* begin Records for processing *
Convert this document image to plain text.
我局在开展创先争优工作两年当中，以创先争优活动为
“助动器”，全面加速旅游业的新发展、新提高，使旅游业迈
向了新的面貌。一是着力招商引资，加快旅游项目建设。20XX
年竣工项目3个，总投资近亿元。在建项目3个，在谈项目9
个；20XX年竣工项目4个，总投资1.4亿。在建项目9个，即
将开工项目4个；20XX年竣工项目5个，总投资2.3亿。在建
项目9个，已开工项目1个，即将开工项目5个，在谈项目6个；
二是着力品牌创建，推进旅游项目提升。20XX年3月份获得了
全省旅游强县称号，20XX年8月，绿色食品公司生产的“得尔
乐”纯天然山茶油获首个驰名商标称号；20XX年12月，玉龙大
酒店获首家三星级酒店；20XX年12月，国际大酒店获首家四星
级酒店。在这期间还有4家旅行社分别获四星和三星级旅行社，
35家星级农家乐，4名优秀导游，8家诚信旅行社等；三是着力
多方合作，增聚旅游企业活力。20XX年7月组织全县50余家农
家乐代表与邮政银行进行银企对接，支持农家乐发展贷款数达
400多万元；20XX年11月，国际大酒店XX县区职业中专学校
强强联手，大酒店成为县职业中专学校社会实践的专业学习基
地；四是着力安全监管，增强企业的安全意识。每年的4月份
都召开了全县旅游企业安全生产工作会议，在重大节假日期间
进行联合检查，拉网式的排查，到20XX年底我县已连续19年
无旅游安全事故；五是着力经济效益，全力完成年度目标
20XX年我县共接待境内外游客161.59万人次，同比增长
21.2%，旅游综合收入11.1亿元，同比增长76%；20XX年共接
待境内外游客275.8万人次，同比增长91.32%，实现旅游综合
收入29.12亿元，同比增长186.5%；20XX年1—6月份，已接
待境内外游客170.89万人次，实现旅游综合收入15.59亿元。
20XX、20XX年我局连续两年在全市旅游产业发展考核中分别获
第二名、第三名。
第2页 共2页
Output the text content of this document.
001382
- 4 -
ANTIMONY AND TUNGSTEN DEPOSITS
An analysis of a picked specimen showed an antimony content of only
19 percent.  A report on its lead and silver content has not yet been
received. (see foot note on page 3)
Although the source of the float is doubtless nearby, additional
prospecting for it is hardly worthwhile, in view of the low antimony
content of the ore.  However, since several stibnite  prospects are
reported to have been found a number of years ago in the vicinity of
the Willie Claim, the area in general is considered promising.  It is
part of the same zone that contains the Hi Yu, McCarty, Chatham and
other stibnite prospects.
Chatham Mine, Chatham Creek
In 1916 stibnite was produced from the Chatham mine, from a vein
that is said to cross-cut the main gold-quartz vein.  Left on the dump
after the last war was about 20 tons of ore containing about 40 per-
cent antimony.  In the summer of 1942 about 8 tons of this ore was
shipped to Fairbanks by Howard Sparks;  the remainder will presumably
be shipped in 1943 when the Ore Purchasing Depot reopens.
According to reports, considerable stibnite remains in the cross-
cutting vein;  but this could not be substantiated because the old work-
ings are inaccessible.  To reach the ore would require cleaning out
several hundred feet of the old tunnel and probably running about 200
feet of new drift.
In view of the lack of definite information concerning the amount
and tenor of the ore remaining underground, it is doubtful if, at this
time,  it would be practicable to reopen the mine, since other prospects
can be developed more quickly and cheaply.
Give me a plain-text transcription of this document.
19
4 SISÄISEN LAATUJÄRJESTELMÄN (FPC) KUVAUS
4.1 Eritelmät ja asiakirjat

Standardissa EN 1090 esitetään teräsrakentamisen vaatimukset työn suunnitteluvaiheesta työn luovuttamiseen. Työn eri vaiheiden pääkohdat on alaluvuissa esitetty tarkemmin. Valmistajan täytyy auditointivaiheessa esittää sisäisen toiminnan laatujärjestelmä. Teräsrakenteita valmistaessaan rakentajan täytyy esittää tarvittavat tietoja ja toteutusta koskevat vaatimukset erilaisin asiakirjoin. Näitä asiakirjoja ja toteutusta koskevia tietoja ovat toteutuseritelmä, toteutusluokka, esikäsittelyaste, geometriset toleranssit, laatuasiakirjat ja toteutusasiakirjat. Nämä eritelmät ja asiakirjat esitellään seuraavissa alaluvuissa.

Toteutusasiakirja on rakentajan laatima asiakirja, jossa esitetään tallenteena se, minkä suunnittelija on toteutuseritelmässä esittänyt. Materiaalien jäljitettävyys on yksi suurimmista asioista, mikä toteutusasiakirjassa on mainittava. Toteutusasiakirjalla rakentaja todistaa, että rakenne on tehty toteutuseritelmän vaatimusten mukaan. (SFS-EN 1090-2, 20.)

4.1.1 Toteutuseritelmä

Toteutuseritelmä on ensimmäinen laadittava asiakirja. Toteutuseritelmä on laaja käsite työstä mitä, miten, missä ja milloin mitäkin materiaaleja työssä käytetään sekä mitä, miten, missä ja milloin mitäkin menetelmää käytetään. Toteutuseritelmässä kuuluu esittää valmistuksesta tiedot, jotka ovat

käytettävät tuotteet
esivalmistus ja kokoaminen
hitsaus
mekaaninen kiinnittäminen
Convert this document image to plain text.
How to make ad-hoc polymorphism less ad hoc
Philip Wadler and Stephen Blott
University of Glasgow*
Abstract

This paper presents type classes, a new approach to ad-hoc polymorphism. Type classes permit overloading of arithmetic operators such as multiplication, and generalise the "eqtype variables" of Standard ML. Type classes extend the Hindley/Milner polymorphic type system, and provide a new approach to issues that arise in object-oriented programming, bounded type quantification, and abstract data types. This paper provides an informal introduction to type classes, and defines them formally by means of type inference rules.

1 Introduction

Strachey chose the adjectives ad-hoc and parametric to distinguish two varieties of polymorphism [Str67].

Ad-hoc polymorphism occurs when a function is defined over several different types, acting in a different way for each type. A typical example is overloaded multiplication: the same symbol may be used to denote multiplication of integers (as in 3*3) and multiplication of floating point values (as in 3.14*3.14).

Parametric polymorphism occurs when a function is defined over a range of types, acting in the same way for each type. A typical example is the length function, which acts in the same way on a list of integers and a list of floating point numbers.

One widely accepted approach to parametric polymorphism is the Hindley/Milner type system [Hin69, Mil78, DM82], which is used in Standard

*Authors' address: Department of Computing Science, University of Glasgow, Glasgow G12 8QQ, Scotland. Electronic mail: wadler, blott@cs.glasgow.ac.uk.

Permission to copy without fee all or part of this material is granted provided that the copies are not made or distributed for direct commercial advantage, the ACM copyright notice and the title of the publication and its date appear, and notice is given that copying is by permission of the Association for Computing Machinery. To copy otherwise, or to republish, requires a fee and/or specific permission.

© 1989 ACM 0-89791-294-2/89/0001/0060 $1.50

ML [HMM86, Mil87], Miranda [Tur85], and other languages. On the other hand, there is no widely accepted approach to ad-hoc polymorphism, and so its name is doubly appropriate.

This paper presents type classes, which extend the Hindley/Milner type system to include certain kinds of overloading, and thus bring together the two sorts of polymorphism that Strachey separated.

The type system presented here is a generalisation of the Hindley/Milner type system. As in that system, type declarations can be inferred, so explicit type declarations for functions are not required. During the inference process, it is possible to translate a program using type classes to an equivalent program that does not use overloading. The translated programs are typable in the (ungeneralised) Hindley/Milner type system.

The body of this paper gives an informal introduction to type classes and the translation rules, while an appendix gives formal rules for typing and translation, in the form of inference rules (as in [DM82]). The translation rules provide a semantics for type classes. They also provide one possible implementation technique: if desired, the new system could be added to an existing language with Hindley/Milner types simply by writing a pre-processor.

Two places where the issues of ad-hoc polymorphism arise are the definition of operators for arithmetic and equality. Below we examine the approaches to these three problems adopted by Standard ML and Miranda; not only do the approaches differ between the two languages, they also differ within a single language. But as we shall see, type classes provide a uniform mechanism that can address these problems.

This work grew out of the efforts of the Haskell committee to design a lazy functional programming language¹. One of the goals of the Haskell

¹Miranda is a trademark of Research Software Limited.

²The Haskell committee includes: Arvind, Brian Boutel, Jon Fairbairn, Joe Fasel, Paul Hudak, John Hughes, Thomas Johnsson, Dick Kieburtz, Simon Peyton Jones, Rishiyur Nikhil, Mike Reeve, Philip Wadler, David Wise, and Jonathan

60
* end Records for processing *
# Directions:
Copy out every line of the listing that includes the string "Philip".

# Result below:
Philip Wadler and Stephen Blott
²The Haskell committee includes: Arvind, Brian Boutel, Jon Fairbairn, Joe Fasel, Paul Hudak, John Hughes, Thomas Johnsson, Dick Kieburtz, Simon Peyton Jones, Rishiyur Nikhil, Mike Reeve, Philip Wadler, David Wise, and Jonathan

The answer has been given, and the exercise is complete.